> _EXERCISE_: Set down, in full, every record in the block.

> _AVAILABLE DATA_:
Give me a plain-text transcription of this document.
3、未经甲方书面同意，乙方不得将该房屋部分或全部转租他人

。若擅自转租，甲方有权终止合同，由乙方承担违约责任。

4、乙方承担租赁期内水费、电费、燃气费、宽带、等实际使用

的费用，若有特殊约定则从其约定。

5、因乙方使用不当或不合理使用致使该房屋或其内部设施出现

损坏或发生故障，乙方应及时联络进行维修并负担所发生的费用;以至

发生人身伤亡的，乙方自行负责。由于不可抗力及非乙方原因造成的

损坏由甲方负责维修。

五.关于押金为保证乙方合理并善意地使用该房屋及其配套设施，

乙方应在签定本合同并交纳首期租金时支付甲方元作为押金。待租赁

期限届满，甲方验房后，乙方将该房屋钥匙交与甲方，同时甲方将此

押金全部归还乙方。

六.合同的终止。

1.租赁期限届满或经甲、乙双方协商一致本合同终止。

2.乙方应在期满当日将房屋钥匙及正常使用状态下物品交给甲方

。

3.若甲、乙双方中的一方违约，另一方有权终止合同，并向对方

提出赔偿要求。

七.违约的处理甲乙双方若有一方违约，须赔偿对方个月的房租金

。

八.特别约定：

> _TASK SOLUTION_:
Give me a plain-text transcription of this document.
3、未经甲方书面同意，乙方不得将该房屋部分或全部转租他人

。若擅自转租，甲方有权终止合同，由乙方承担违约责任。

4、乙方承担租赁期内水费、电费、燃气费、宽带、等实际使用

的费用，若有特殊约定则从其约定。

5、因乙方使用不当或不合理使用致使该房屋或其内部设施出现

损坏或发生故障，乙方应及时联络进行维修并负担所发生的费用;以至

发生人身伤亡的，乙方自行负责。由于不可抗力及非乙方原因造成的

损坏由甲方负责维修。

五.关于押金为保证乙方合理并善意地使用该房屋及其配套设施，

乙方应在签定本合同并交纳首期租金时支付甲方元作为押金。待租赁

期限届满，甲方验房后，乙方将该房屋钥匙交与甲方，同时甲方将此

押金全部归还乙方。

六.合同的终止。

1.租赁期限届满或经甲、乙双方协商一致本合同终止。

2.乙方应在期满当日将房屋钥匙及正常使用状态下物品交给甲方

。

3.若甲、乙双方中的一方违约，另一方有权终止合同，并向对方

提出赔偿要求。

七.违约的处理甲乙双方若有一方违约，须赔偿对方个月的房租金

。

八.特别约定：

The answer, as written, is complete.